• [Aim]:
Return the records that follow unaltered. Omit every picture.

-=-=-=-=-

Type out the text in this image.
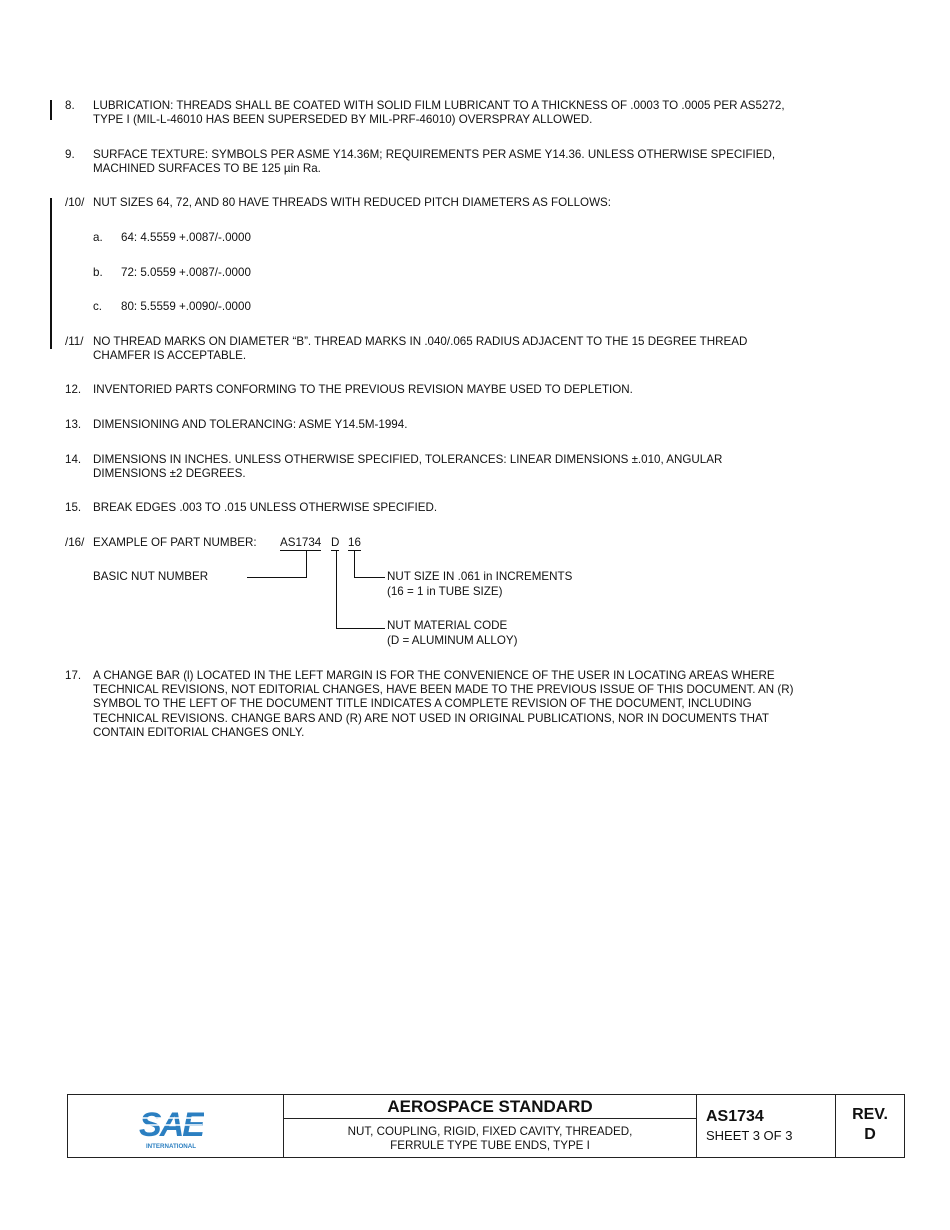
8. LUBRICATION: THREADS SHALL BE COATED WITH SOLID FILM LUBRICANT TO A THICKNESS OF .0003 TO .0005 PER AS5272,
TYPE I (MIL-L-46010 HAS BEEN SUPERSEDED BY MIL-PRF-46010) OVERSPRAY ALLOWED.
9. SURFACE TEXTURE: SYMBOLS PER ASME Y14.36M; REQUIREMENTS PER ASME Y14.36. UNLESS OTHERWISE SPECIFIED,
MACHINED SURFACES TO BE 125 µin Ra.
/10/ NUT SIZES 64, 72, AND 80 HAVE THREADS WITH REDUCED PITCH DIAMETERS AS FOLLOWS:
a. 64: 4.5559 +.0087/-.0000
b. 72: 5.0559 +.0087/-.0000
c. 80: 5.5559 +.0090/-.0000
/11/ NO THREAD MARKS ON DIAMETER “B”. THREAD MARKS IN .040/.065 RADIUS ADJACENT TO THE 15 DEGREE THREAD
CHAMFER IS ACCEPTABLE.
12. INVENTORIED PARTS CONFORMING TO THE PREVIOUS REVISION MAYBE USED TO DEPLETION.
13. DIMENSIONING AND TOLERANCING: ASME Y14.5M-1994.
14. DIMENSIONS IN INCHES. UNLESS OTHERWISE SPECIFIED, TOLERANCES: LINEAR DIMENSIONS ±.010, ANGULAR
DIMENSIONS ±2 DEGREES.
15. BREAK EDGES .003 TO .015 UNLESS OTHERWISE SPECIFIED.
/16/ EXAMPLE OF PART NUMBER: AS1734 D 16
BASIC NUT NUMBER	NUT SIZE IN .061 in INCREMENTS
(16 = 1 in TUBE SIZE)
NUT MATERIAL CODE
(D = ALUMINUM ALLOY)
17. A CHANGE BAR (l) LOCATED IN THE LEFT MARGIN IS FOR THE CONVENIENCE OF THE USER IN LOCATING AREAS WHERE
TECHNICAL REVISIONS, NOT EDITORIAL CHANGES, HAVE BEEN MADE TO THE PREVIOUS ISSUE OF THIS DOCUMENT. AN (R)
SYMBOL TO THE LEFT OF THE DOCUMENT TITLE INDICATES A COMPLETE REVISION OF THE DOCUMENT, INCLUDING
TECHNICAL REVISIONS. CHANGE BARS AND (R) ARE NOT USED IN ORIGINAL PUBLICATIONS, NOR IN DOCUMENTS THAT
CONTAIN EDITORIAL CHANGES ONLY.
SAE
INTERNATIONAL
AEROSPACE STANDARD
NUT, COUPLING, RIGID, FIXED CAVITY, THREADED,
FERRULE TYPE TUBE ENDS, TYPE I
AS1734
SHEET 3 OF 3
REV.
D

-=-=-=-=-

• [Complete answer]:
Type out the text in this image.
8. LUBRICATION: THREADS SHALL BE COATED WITH SOLID FILM LUBRICANT TO A THICKNESS OF .0003 TO .0005 PER AS5272,
TYPE I (MIL-L-46010 HAS BEEN SUPERSEDED BY MIL-PRF-46010) OVERSPRAY ALLOWED.
9. SURFACE TEXTURE: SYMBOLS PER ASME Y14.36M; REQUIREMENTS PER ASME Y14.36. UNLESS OTHERWISE SPECIFIED,
MACHINED SURFACES TO BE 125 µin Ra.
/10/ NUT SIZES 64, 72, AND 80 HAVE THREADS WITH REDUCED PITCH DIAMETERS AS FOLLOWS:
a. 64: 4.5559 +.0087/-.0000
b. 72: 5.0559 +.0087/-.0000
c. 80: 5.5559 +.0090/-.0000
/11/ NO THREAD MARKS ON DIAMETER “B”. THREAD MARKS IN .040/.065 RADIUS ADJACENT TO THE 15 DEGREE THREAD
CHAMFER IS ACCEPTABLE.
12. INVENTORIED PARTS CONFORMING TO THE PREVIOUS REVISION MAYBE USED TO DEPLETION.
13. DIMENSIONING AND TOLERANCING: ASME Y14.5M-1994.
14. DIMENSIONS IN INCHES. UNLESS OTHERWISE SPECIFIED, TOLERANCES: LINEAR DIMENSIONS ±.010, ANGULAR
DIMENSIONS ±2 DEGREES.
15. BREAK EDGES .003 TO .015 UNLESS OTHERWISE SPECIFIED.
/16/ EXAMPLE OF PART NUMBER: AS1734 D 16
BASIC NUT NUMBER	NUT SIZE IN .061 in INCREMENTS
(16 = 1 in TUBE SIZE)
NUT MATERIAL CODE
(D = ALUMINUM ALLOY)
17. A CHANGE BAR (l) LOCATED IN THE LEFT MARGIN IS FOR THE CONVENIENCE OF THE USER IN LOCATING AREAS WHERE
TECHNICAL REVISIONS, NOT EDITORIAL CHANGES, HAVE BEEN MADE TO THE PREVIOUS ISSUE OF THIS DOCUMENT. AN (R)
SYMBOL TO THE LEFT OF THE DOCUMENT TITLE INDICATES A COMPLETE REVISION OF THE DOCUMENT, INCLUDING
TECHNICAL REVISIONS. CHANGE BARS AND (R) ARE NOT USED IN ORIGINAL PUBLICATIONS, NOR IN DOCUMENTS THAT
CONTAIN EDITORIAL CHANGES ONLY.
SAE
INTERNATIONAL
AEROSPACE STANDARD
NUT, COUPLING, RIGID, FIXED CAVITY, THREADED,
FERRULE TYPE TUBE ENDS, TYPE I
AS1734
SHEET 3 OF 3
REV.
D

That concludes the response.